## Instructions for the task
Repeat the listing below line for line, without changing anything.

## Data for the task
- - - -

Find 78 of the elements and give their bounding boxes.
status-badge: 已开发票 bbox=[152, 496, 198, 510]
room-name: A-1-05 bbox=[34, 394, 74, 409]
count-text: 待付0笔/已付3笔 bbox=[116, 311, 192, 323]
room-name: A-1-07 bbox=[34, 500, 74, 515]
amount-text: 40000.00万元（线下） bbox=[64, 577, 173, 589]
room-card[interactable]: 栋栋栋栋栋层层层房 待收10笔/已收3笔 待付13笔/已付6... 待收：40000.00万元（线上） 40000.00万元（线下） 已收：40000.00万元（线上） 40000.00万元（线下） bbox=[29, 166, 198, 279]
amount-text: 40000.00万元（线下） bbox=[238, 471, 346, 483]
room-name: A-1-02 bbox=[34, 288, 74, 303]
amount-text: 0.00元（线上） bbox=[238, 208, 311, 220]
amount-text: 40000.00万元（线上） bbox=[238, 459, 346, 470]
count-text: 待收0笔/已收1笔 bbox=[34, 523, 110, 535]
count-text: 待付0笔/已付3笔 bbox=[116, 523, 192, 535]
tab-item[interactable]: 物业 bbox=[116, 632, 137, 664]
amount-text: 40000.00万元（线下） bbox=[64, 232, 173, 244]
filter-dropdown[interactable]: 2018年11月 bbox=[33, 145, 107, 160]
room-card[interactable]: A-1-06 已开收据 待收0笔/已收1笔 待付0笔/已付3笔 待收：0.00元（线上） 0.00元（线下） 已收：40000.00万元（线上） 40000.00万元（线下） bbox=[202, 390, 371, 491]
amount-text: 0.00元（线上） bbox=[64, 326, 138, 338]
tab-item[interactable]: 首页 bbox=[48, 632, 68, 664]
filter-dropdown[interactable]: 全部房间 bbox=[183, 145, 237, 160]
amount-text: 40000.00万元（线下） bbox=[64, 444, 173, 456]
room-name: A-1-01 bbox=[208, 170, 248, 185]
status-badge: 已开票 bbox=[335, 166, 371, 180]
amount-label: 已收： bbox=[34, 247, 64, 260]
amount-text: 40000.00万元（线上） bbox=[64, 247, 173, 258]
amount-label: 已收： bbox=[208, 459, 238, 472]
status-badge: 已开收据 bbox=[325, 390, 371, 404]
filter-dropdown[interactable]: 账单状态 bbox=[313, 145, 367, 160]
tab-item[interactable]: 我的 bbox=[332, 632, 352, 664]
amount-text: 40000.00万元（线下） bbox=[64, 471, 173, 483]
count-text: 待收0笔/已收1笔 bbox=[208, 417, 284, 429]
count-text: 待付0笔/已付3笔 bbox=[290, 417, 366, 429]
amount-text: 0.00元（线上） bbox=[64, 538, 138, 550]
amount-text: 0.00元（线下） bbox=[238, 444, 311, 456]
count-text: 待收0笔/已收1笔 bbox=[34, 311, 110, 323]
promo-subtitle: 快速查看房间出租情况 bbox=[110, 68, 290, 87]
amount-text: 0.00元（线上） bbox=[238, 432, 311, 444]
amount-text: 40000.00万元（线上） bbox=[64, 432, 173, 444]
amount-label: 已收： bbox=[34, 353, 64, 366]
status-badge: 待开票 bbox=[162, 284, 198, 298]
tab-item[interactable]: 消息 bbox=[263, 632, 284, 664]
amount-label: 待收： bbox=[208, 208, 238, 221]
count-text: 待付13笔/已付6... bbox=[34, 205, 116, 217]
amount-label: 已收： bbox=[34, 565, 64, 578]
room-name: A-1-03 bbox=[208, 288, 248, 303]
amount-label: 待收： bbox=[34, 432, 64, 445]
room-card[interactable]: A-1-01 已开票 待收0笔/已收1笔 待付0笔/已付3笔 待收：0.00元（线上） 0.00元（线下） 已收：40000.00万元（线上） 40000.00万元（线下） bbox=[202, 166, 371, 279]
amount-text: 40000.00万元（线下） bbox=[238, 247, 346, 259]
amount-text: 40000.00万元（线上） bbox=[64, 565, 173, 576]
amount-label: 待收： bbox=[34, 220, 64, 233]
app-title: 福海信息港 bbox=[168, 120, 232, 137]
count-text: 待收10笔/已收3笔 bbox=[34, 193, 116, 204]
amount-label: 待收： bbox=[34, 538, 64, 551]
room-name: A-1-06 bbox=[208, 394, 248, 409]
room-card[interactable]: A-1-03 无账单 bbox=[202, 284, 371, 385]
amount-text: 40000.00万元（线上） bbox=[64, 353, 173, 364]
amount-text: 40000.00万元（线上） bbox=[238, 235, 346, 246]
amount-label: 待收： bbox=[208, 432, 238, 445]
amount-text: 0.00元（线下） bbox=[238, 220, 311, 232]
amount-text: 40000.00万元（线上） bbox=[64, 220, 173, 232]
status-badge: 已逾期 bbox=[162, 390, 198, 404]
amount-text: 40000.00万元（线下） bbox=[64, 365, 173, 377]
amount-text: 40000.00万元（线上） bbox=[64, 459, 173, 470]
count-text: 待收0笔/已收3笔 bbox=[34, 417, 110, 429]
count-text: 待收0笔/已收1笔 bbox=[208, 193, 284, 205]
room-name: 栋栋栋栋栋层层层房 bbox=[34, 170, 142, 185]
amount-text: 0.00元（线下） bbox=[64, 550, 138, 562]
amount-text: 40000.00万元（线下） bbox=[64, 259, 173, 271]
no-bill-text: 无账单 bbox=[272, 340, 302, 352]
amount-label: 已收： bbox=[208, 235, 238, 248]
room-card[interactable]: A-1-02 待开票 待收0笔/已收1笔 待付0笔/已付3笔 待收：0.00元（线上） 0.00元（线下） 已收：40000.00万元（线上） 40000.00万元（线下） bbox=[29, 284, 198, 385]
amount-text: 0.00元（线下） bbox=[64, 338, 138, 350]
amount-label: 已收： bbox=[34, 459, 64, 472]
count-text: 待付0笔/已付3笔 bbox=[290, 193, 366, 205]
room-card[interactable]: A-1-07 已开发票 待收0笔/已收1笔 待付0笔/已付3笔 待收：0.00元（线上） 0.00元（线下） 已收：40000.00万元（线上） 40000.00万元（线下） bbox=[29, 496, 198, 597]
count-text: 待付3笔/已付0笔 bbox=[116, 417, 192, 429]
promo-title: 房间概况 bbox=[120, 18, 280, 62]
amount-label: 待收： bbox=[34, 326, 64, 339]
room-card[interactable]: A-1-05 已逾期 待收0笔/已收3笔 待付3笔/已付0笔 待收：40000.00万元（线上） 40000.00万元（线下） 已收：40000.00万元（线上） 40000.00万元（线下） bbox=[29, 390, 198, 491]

- - - -

## Answer for this exercise
Find 78 of the elements and give their bounding boxes.
status-badge: 已开发票 bbox=[152, 496, 198, 510]
room-name: A-1-05 bbox=[34, 394, 74, 409]
count-text: 待付0笔/已付3笔 bbox=[116, 311, 192, 323]
room-name: A-1-07 bbox=[34, 500, 74, 515]
amount-text: 40000.00万元（线下） bbox=[64, 577, 173, 589]
room-card[interactable]: 栋栋栋栋栋层层层房 待收10笔/已收3笔 待付13笔/已付6... 待收：40000.00万元（线上） 40000.00万元（线下） 已收：40000.00万元（线上） 40000.00万元（线下） bbox=[29, 166, 198, 279]
amount-text: 40000.00万元（线下） bbox=[238, 471, 346, 483]
room-name: A-1-02 bbox=[34, 288, 74, 303]
amount-text: 0.00元（线上） bbox=[238, 208, 311, 220]
amount-text: 40000.00万元（线上） bbox=[238, 459, 346, 470]
count-text: 待收0笔/已收1笔 bbox=[34, 523, 110, 535]
count-text: 待付0笔/已付3笔 bbox=[116, 523, 192, 535]
tab-item[interactable]: 物业 bbox=[116, 632, 137, 664]
amount-text: 40000.00万元（线下） bbox=[64, 232, 173, 244]
filter-dropdown[interactable]: 2018年11月 bbox=[33, 145, 107, 160]
room-card[interactable]: A-1-06 已开收据 待收0笔/已收1笔 待付0笔/已付3笔 待收：0.00元（线上） 0.00元（线下） 已收：40000.00万元（线上） 40000.00万元（线下） bbox=[202, 390, 371, 491]
amount-text: 0.00元（线上） bbox=[64, 326, 138, 338]
tab-item[interactable]: 首页 bbox=[48, 632, 68, 664]
filter-dropdown[interactable]: 全部房间 bbox=[183, 145, 237, 160]
amount-text: 40000.00万元（线下） bbox=[64, 444, 173, 456]
room-name: A-1-01 bbox=[208, 170, 248, 185]
status-badge: 已开票 bbox=[335, 166, 371, 180]
amount-label: 已收： bbox=[34, 247, 64, 260]
amount-text: 40000.00万元（线上） bbox=[64, 247, 173, 258]
amount-label: 已收： bbox=[208, 459, 238, 472]
status-badge: 已开收据 bbox=[325, 390, 371, 404]
filter-dropdown[interactable]: 账单状态 bbox=[313, 145, 367, 160]
tab-item[interactable]: 我的 bbox=[332, 632, 352, 664]
amount-text: 40000.00万元（线下） bbox=[64, 471, 173, 483]
count-text: 待收0笔/已收1笔 bbox=[208, 417, 284, 429]
count-text: 待付0笔/已付3笔 bbox=[290, 417, 366, 429]
amount-text: 0.00元（线上） bbox=[64, 538, 138, 550]
amount-text: 0.00元（线下） bbox=[238, 444, 311, 456]
count-text: 待收0笔/已收1笔 bbox=[34, 311, 110, 323]
promo-subtitle: 快速查看房间出租情况 bbox=[110, 68, 290, 87]
amount-text: 0.00元（线上） bbox=[238, 432, 311, 444]
amount-text: 40000.00万元（线上） bbox=[64, 432, 173, 444]
amount-label: 已收： bbox=[34, 353, 64, 366]
status-badge: 待开票 bbox=[162, 284, 198, 298]
tab-item[interactable]: 消息 bbox=[263, 632, 284, 664]
amount-label: 待收： bbox=[208, 208, 238, 221]
count-text: 待付13笔/已付6... bbox=[34, 205, 116, 217]
amount-label: 已收： bbox=[34, 565, 64, 578]
room-name: A-1-03 bbox=[208, 288, 248, 303]
amount-label: 待收： bbox=[34, 432, 64, 445]
room-card[interactable]: A-1-01 已开票 待收0笔/已收1笔 待付0笔/已付3笔 待收：0.00元（线上） 0.00元（线下） 已收：40000.00万元（线上） 40000.00万元（线下） bbox=[202, 166, 371, 279]
amount-text: 40000.00万元（线下） bbox=[238, 247, 346, 259]
amount-text: 40000.00万元（线上） bbox=[64, 565, 173, 576]
amount-label: 待收： bbox=[34, 220, 64, 233]
app-title: 福海信息港 bbox=[168, 120, 232, 137]
count-text: 待收10笔/已收3笔 bbox=[34, 193, 116, 204]
amount-label: 待收： bbox=[34, 538, 64, 551]
room-name: A-1-06 bbox=[208, 394, 248, 409]
room-card[interactable]: A-1-03 无账单 bbox=[202, 284, 371, 385]
amount-text: 40000.00万元（线上） bbox=[64, 353, 173, 364]
amount-text: 40000.00万元（线上） bbox=[238, 235, 346, 246]
amount-label: 待收： bbox=[208, 432, 238, 445]
amount-text: 0.00元（线下） bbox=[238, 220, 311, 232]
amount-text: 40000.00万元（线上） bbox=[64, 220, 173, 232]
status-badge: 已逾期 bbox=[162, 390, 198, 404]
amount-text: 40000.00万元（线下） bbox=[64, 365, 173, 377]
amount-text: 40000.00万元（线上） bbox=[64, 459, 173, 470]
count-text: 待收0笔/已收3笔 bbox=[34, 417, 110, 429]
count-text: 待收0笔/已收1笔 bbox=[208, 193, 284, 205]
room-name: 栋栋栋栋栋层层层房 bbox=[34, 170, 142, 185]
amount-text: 0.00元（线下） bbox=[64, 550, 138, 562]
amount-text: 40000.00万元（线下） bbox=[64, 259, 173, 271]
no-bill-text: 无账单 bbox=[272, 340, 302, 352]
amount-label: 已收： bbox=[208, 235, 238, 248]
room-card[interactable]: A-1-02 待开票 待收0笔/已收1笔 待付0笔/已付3笔 待收：0.00元（线上） 0.00元（线下） 已收：40000.00万元（线上） 40000.00万元（线下） bbox=[29, 284, 198, 385]
amount-text: 0.00元（线下） bbox=[64, 338, 138, 350]
amount-label: 已收： bbox=[34, 459, 64, 472]
count-text: 待付0笔/已付3笔 bbox=[290, 193, 366, 205]
room-card[interactable]: A-1-07 已开发票 待收0笔/已收1笔 待付0笔/已付3笔 待收：0.00元（线上） 0.00元（线下） 已收：40000.00万元（线上） 40000.00万元（线下） bbox=[29, 496, 198, 597]
count-text: 待付3笔/已付0笔 bbox=[116, 417, 192, 429]
promo-title: 房间概况 bbox=[120, 18, 280, 62]
amount-label: 待收： bbox=[34, 326, 64, 339]
room-card[interactable]: A-1-05 已逾期 待收0笔/已收3笔 待付3笔/已付0笔 待收：40000.00万元（线上） 40000.00万元（线下） 已收：40000.00万元（线上） 40000.00万元（线下） bbox=[29, 390, 198, 491]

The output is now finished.